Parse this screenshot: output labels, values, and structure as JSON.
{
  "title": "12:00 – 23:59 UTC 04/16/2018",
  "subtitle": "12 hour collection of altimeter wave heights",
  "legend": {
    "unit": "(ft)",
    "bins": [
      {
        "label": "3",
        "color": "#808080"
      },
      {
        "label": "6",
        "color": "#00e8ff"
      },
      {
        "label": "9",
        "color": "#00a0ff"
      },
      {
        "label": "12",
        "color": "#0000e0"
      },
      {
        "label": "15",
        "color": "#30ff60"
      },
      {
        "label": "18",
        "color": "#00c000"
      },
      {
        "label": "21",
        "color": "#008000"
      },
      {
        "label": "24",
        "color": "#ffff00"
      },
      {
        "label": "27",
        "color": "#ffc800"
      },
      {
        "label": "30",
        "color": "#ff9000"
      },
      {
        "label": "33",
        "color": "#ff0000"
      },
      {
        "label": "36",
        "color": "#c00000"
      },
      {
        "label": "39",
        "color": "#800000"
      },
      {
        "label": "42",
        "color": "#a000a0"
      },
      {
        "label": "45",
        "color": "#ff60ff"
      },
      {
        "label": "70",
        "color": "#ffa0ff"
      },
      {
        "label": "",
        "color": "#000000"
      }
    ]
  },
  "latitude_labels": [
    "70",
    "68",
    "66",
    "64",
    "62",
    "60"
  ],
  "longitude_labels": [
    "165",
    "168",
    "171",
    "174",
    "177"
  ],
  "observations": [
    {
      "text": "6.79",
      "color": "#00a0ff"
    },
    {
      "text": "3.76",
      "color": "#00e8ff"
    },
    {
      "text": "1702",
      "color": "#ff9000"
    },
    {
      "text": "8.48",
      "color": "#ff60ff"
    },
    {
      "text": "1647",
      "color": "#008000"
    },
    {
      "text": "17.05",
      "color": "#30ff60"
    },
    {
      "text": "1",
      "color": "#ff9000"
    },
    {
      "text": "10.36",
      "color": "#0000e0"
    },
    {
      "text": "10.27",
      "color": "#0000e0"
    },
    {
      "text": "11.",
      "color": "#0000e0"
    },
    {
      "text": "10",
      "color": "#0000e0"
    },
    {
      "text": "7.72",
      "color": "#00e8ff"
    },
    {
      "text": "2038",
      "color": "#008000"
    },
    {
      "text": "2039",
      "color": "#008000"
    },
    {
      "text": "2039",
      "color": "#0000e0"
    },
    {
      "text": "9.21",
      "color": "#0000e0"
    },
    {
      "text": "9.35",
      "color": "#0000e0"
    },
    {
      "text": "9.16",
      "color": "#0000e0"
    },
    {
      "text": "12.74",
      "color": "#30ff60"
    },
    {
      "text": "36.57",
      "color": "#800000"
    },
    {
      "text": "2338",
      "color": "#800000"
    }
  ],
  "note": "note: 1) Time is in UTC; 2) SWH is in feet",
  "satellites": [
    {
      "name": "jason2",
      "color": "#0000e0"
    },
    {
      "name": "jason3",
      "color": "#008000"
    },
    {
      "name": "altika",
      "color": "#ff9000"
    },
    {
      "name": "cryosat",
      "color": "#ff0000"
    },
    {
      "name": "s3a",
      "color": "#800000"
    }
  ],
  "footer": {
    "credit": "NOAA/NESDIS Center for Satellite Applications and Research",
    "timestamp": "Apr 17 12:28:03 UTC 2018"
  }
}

# # # # #

> **INSTRUCTIONS FOR THE TASK**:
Quote all of the entries exactly as they appear.

> **SOLUTION TO THIS EXERCISE**:
Parse this screenshot: output labels, values, and structure as JSON.
{
  "title": "12:00 – 23:59 UTC 04/16/2018",
  "subtitle": "12 hour collection of altimeter wave heights",
  "legend": {
    "unit": "(ft)",
    "bins": [
      {
        "label": "3",
        "color": "#808080"
      },
      {
        "label": "6",
        "color": "#00e8ff"
      },
      {
        "label": "9",
        "color": "#00a0ff"
      },
      {
        "label": "12",
        "color": "#0000e0"
      },
      {
        "label": "15",
        "color": "#30ff60"
      },
      {
        "label": "18",
        "color": "#00c000"
      },
      {
        "label": "21",
        "color": "#008000"
      },
      {
        "label": "24",
        "color": "#ffff00"
      },
      {
        "label": "27",
        "color": "#ffc800"
      },
      {
        "label": "30",
        "color": "#ff9000"
      },
      {
        "label": "33",
        "color": "#ff0000"
      },
      {
        "label": "36",
        "color": "#c00000"
      },
      {
        "label": "39",
        "color": "#800000"
      },
      {
        "label": "42",
        "color": "#a000a0"
      },
      {
        "label": "45",
        "color": "#ff60ff"
      },
      {
        "label": "70",
        "color": "#ffa0ff"
      },
      {
        "label": "",
        "color": "#000000"
      }
    ]
  },
  "latitude_labels": [
    "70",
    "68",
    "66",
    "64",
    "62",
    "60"
  ],
  "longitude_labels": [
    "165",
    "168",
    "171",
    "174",
    "177"
  ],
  "observations": [
    {
      "text": "6.79",
      "color": "#00a0ff"
    },
    {
      "text": "3.76",
      "color": "#00e8ff"
    },
    {
      "text": "1702",
      "color": "#ff9000"
    },
    {
      "text": "8.48",
      "color": "#ff60ff"
    },
    {
      "text": "1647",
      "color": "#008000"
    },
    {
      "text": "17.05",
      "color": "#30ff60"
    },
    {
      "text": "1",
      "color": "#ff9000"
    },
    {
      "text": "10.36",
      "color": "#0000e0"
    },
    {
      "text": "10.27",
      "color": "#0000e0"
    },
    {
      "text": "11.",
      "color": "#0000e0"
    },
    {
      "text": "10",
      "color": "#0000e0"
    },
    {
      "text": "7.72",
      "color": "#00e8ff"
    },
    {
      "text": "2038",
      "color": "#008000"
    },
    {
      "text": "2039",
      "color": "#008000"
    },
    {
      "text": "2039",
      "color": "#0000e0"
    },
    {
      "text": "9.21",
      "color": "#0000e0"
    },
    {
      "text": "9.35",
      "color": "#0000e0"
    },
    {
      "text": "9.16",
      "color": "#0000e0"
    },
    {
      "text": "12.74",
      "color": "#30ff60"
    },
    {
      "text": "36.57",
      "color": "#800000"
    },
    {
      "text": "2338",
      "color": "#800000"
    }
  ],
  "note": "note: 1) Time is in UTC; 2) SWH is in feet",
  "satellites": [
    {
      "name": "jason2",
      "color": "#0000e0"
    },
    {
      "name": "jason3",
      "color": "#008000"
    },
    {
      "name": "altika",
      "color": "#ff9000"
    },
    {
      "name": "cryosat",
      "color": "#ff0000"
    },
    {
      "name": "s3a",
      "color": "#800000"
    }
  ],
  "footer": {
    "credit": "NOAA/NESDIS Center for Satellite Applications and Research",
    "timestamp": "Apr 17 12:28:03 UTC 2018"
  }
}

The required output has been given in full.